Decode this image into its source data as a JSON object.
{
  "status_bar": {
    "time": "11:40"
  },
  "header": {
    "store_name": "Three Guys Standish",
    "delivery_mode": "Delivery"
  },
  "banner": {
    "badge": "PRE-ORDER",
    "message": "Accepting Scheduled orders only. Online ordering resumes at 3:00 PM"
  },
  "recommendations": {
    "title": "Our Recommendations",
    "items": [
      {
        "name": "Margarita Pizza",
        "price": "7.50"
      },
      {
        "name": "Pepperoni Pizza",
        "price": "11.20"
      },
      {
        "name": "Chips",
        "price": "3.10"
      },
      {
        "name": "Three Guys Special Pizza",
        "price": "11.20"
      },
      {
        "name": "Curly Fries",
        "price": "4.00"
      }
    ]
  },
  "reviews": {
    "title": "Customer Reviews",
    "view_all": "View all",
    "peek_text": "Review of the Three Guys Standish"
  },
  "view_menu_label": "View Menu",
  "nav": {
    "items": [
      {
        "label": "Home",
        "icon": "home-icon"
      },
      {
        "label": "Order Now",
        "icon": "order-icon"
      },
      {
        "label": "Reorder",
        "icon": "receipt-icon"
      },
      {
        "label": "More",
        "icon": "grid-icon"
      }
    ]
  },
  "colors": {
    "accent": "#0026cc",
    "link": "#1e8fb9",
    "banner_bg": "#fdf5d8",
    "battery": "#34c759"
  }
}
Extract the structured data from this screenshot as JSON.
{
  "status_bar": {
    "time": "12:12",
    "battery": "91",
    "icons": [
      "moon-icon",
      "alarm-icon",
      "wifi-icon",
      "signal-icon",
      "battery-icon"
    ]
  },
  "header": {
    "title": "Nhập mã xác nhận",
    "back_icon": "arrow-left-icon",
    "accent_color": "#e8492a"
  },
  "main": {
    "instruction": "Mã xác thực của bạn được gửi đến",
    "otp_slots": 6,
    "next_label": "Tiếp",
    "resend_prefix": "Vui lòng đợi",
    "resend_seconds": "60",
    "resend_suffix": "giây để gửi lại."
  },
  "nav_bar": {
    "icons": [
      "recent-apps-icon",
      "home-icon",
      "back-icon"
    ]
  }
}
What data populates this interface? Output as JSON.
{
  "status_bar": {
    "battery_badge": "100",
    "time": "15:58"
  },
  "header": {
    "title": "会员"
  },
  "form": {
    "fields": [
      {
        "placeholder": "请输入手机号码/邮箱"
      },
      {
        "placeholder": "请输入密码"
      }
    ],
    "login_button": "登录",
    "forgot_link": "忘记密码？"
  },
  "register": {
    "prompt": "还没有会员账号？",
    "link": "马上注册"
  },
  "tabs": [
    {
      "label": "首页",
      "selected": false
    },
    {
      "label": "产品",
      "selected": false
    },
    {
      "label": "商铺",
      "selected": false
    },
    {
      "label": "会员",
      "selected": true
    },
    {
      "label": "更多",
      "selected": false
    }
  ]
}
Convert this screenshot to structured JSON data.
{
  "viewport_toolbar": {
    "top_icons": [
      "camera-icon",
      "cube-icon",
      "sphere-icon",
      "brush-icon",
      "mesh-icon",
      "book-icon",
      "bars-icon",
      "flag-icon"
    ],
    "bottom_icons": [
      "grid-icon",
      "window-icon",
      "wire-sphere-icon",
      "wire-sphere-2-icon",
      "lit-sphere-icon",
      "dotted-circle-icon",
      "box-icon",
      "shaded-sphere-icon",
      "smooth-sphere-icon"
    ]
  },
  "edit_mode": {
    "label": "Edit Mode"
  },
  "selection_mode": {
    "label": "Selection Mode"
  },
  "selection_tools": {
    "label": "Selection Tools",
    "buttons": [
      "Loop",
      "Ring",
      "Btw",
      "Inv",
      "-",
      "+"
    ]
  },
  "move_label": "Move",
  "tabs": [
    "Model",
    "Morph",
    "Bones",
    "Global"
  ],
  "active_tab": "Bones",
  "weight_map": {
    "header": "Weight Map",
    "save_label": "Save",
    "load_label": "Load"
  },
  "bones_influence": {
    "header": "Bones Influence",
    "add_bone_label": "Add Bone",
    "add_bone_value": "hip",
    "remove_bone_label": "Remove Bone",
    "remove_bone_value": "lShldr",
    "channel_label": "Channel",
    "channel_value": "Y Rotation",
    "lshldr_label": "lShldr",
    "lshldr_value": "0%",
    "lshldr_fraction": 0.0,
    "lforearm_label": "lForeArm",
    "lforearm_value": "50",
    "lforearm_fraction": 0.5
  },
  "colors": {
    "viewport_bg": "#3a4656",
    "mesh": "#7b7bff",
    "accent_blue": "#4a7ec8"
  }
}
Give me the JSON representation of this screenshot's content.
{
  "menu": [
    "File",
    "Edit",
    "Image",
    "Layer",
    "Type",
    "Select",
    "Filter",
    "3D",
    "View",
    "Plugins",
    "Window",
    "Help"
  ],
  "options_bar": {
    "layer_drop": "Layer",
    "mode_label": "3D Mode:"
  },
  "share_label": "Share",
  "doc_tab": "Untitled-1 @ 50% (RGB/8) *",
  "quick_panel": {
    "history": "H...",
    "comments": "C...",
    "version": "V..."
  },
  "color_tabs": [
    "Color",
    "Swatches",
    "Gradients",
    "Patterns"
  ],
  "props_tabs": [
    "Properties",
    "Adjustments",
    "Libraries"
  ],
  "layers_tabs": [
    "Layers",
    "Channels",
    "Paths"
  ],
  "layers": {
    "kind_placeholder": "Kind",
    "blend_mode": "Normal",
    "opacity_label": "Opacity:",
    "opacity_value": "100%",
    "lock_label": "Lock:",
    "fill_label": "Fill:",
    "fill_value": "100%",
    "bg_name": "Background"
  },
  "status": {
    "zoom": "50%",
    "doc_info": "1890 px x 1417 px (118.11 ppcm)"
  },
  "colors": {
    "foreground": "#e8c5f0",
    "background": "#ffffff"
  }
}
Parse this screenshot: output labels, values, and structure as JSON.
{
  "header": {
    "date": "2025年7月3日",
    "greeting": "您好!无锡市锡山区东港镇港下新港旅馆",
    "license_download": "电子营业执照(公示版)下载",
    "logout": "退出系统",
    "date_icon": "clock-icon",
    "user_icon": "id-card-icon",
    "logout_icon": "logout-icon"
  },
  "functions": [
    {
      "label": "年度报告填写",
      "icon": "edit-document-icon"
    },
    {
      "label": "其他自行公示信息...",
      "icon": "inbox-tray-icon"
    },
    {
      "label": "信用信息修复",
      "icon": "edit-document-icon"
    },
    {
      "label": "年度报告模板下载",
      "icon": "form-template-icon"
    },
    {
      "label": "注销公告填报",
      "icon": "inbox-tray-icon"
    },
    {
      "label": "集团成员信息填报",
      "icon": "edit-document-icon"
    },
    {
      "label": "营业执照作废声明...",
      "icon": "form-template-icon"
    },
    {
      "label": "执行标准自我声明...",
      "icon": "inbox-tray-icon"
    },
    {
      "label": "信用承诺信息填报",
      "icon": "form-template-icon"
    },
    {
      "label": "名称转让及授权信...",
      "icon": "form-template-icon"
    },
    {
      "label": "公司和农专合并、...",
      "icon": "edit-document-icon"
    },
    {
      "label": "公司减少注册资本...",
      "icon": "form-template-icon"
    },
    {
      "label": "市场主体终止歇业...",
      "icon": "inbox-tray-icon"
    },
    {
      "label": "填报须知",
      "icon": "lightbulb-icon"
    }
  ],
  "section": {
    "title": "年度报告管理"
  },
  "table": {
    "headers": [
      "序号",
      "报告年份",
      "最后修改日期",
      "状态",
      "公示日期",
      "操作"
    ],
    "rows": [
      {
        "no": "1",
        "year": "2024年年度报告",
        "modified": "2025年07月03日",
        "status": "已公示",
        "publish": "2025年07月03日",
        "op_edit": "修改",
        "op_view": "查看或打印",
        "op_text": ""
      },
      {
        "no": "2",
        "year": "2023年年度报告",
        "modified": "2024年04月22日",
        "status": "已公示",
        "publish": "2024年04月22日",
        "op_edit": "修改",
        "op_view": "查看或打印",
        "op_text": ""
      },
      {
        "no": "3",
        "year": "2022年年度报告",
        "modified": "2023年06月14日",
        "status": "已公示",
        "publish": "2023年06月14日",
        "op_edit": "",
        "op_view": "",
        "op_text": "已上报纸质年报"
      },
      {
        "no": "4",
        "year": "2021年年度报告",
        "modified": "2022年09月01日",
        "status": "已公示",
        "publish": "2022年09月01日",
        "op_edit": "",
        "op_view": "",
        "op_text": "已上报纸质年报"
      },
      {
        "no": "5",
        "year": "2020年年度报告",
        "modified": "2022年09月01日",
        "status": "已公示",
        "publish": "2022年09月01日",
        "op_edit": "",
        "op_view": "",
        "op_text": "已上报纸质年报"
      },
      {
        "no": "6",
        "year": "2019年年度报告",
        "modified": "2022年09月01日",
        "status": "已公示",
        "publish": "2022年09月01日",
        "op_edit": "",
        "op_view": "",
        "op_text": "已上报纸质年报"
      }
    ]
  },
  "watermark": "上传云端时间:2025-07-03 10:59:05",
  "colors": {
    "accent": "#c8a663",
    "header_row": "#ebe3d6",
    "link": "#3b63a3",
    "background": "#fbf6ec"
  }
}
__________________________________________________
#### YOUR GOAL:
Identify and list each line with the word "price".

#### ANSWER FOR THE TASK:
        "price": "7.50"
        "price": "11.20"
        "price": "3.10"
        "price": "11.20"
        "price": "4.00"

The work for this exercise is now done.